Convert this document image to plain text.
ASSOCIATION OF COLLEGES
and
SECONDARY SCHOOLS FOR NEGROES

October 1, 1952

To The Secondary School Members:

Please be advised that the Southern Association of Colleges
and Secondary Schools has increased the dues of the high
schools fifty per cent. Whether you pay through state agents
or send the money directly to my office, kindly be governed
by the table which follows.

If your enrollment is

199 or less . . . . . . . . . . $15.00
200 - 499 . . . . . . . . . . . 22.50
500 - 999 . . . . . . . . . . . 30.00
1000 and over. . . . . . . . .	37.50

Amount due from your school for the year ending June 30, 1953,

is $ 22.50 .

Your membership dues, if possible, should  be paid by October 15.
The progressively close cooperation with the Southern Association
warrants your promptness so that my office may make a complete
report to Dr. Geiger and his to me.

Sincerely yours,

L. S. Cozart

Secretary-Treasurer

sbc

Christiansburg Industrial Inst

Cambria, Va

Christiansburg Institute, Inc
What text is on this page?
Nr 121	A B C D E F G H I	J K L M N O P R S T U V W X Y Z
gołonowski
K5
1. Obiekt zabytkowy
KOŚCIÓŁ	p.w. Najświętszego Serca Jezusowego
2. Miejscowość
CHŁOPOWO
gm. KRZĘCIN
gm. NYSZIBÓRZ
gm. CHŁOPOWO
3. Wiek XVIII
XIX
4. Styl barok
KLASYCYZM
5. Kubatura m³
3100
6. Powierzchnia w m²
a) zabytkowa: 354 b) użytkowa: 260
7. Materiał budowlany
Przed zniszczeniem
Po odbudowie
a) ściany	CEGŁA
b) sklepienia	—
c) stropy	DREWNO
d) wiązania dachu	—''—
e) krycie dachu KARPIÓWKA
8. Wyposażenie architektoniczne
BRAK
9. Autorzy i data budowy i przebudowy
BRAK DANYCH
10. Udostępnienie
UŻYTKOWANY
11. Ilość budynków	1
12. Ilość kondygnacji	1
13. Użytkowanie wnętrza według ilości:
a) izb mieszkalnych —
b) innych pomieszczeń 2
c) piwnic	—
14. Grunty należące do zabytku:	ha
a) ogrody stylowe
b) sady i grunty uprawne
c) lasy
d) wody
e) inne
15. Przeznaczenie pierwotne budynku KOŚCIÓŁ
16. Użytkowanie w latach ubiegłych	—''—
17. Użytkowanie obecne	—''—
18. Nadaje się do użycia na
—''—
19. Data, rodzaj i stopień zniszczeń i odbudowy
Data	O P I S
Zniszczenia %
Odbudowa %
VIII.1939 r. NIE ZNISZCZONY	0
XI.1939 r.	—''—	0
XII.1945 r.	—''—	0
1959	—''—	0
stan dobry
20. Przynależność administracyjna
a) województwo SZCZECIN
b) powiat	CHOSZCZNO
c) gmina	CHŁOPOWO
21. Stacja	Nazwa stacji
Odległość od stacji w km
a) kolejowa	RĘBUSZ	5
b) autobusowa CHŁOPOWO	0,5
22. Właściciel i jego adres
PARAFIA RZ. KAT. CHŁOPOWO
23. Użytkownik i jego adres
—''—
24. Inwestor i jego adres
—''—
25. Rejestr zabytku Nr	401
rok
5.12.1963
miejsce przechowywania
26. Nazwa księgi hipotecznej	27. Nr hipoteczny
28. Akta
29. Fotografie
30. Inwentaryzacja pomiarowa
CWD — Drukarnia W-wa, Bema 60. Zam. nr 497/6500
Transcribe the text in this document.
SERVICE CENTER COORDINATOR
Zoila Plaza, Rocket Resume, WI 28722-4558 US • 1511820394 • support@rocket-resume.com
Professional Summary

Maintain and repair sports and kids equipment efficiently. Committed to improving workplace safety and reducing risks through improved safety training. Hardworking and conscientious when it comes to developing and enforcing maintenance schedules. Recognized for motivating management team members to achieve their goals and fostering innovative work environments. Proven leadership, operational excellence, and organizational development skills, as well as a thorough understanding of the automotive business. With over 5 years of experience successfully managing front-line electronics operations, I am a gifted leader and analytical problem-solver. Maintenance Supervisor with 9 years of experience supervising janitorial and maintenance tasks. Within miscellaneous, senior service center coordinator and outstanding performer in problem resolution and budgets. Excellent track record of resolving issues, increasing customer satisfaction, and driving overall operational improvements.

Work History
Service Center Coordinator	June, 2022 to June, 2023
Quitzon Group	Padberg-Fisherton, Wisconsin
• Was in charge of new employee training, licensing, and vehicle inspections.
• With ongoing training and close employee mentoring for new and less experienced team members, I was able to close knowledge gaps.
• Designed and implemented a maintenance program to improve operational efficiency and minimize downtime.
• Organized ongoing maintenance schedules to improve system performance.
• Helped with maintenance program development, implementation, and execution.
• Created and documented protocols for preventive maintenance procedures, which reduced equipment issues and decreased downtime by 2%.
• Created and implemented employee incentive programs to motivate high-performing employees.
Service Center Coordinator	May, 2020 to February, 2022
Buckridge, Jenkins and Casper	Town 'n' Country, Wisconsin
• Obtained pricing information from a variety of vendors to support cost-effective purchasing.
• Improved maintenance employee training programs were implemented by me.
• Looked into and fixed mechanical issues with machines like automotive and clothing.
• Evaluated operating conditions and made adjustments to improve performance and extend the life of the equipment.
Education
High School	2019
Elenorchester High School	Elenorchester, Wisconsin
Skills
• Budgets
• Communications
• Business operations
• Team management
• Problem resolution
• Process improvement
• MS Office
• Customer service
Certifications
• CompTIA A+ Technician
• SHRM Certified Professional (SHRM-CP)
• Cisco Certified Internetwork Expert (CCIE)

────────

#### What you should do:
Report only how many lines in the entries contain "stacji".

#### Task result:
2